▶ **SET EXERCISE**
Repeat the records below exactly.

▶ **DATA EXTRACT**
------------------------------

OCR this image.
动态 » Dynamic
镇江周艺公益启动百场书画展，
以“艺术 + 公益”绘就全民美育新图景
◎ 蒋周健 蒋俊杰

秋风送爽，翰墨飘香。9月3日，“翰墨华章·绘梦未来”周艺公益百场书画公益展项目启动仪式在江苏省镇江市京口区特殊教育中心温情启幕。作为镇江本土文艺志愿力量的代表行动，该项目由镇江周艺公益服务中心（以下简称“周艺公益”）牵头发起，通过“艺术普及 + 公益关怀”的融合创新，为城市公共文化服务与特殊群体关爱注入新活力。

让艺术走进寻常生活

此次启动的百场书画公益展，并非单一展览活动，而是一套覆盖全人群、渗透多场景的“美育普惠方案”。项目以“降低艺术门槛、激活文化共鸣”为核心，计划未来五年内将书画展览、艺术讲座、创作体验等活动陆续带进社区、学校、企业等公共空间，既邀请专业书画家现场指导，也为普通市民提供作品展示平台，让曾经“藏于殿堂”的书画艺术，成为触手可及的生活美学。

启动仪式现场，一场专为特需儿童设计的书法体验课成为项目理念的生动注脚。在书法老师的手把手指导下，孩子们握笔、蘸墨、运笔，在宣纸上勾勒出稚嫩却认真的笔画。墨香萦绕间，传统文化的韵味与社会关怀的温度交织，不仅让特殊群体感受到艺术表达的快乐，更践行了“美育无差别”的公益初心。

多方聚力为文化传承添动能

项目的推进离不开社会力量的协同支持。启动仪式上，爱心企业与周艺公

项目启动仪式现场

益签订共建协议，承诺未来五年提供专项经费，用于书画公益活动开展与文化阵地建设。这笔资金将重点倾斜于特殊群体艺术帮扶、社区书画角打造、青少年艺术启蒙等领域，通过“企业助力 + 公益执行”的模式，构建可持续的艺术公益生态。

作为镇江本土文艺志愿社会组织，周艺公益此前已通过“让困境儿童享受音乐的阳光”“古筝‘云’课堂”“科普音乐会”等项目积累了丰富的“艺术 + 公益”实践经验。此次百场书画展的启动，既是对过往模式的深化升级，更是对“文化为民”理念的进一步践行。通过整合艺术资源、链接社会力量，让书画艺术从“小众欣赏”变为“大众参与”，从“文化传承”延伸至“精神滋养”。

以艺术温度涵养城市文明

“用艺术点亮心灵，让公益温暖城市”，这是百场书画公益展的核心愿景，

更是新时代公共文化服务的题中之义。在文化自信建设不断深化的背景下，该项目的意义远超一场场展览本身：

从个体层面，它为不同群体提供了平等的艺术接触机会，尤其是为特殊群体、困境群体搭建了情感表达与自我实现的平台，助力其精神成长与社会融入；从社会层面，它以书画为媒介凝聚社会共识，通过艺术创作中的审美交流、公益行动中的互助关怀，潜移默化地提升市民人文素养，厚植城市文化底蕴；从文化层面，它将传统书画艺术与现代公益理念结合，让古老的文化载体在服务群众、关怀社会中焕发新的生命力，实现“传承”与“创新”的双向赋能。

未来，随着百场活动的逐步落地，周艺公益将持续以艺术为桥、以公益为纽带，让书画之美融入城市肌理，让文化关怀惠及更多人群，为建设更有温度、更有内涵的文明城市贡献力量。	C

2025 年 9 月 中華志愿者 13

------------------------------

▶ **TASK RESPONSE**
OCR this image.
动态 » Dynamic
镇江周艺公益启动百场书画展，
以“艺术 + 公益”绘就全民美育新图景
◎ 蒋周健 蒋俊杰

秋风送爽，翰墨飘香。9月3日，“翰墨华章·绘梦未来”周艺公益百场书画公益展项目启动仪式在江苏省镇江市京口区特殊教育中心温情启幕。作为镇江本土文艺志愿力量的代表行动，该项目由镇江周艺公益服务中心（以下简称“周艺公益”）牵头发起，通过“艺术普及 + 公益关怀”的融合创新，为城市公共文化服务与特殊群体关爱注入新活力。

让艺术走进寻常生活

此次启动的百场书画公益展，并非单一展览活动，而是一套覆盖全人群、渗透多场景的“美育普惠方案”。项目以“降低艺术门槛、激活文化共鸣”为核心，计划未来五年内将书画展览、艺术讲座、创作体验等活动陆续带进社区、学校、企业等公共空间，既邀请专业书画家现场指导，也为普通市民提供作品展示平台，让曾经“藏于殿堂”的书画艺术，成为触手可及的生活美学。

启动仪式现场，一场专为特需儿童设计的书法体验课成为项目理念的生动注脚。在书法老师的手把手指导下，孩子们握笔、蘸墨、运笔，在宣纸上勾勒出稚嫩却认真的笔画。墨香萦绕间，传统文化的韵味与社会关怀的温度交织，不仅让特殊群体感受到艺术表达的快乐，更践行了“美育无差别”的公益初心。

多方聚力为文化传承添动能

项目的推进离不开社会力量的协同支持。启动仪式上，爱心企业与周艺公

项目启动仪式现场

益签订共建协议，承诺未来五年提供专项经费，用于书画公益活动开展与文化阵地建设。这笔资金将重点倾斜于特殊群体艺术帮扶、社区书画角打造、青少年艺术启蒙等领域，通过“企业助力 + 公益执行”的模式，构建可持续的艺术公益生态。

作为镇江本土文艺志愿社会组织，周艺公益此前已通过“让困境儿童享受音乐的阳光”“古筝‘云’课堂”“科普音乐会”等项目积累了丰富的“艺术 + 公益”实践经验。此次百场书画展的启动，既是对过往模式的深化升级，更是对“文化为民”理念的进一步践行。通过整合艺术资源、链接社会力量，让书画艺术从“小众欣赏”变为“大众参与”，从“文化传承”延伸至“精神滋养”。

以艺术温度涵养城市文明

“用艺术点亮心灵，让公益温暖城市”，这是百场书画公益展的核心愿景，

更是新时代公共文化服务的题中之义。在文化自信建设不断深化的背景下，该项目的意义远超一场场展览本身：

从个体层面，它为不同群体提供了平等的艺术接触机会，尤其是为特殊群体、困境群体搭建了情感表达与自我实现的平台，助力其精神成长与社会融入；从社会层面，它以书画为媒介凝聚社会共识，通过艺术创作中的审美交流、公益行动中的互助关怀，潜移默化地提升市民人文素养，厚植城市文化底蕴；从文化层面，它将传统书画艺术与现代公益理念结合，让古老的文化载体在服务群众、关怀社会中焕发新的生命力，实现“传承”与“创新”的双向赋能。

未来，随着百场活动的逐步落地，周艺公益将持续以艺术为桥、以公益为纽带，让书画之美融入城市肌理，让文化关怀惠及更多人群，为建设更有温度、更有内涵的文明城市贡献力量。	C

2025 年 9 月 中華志愿者 13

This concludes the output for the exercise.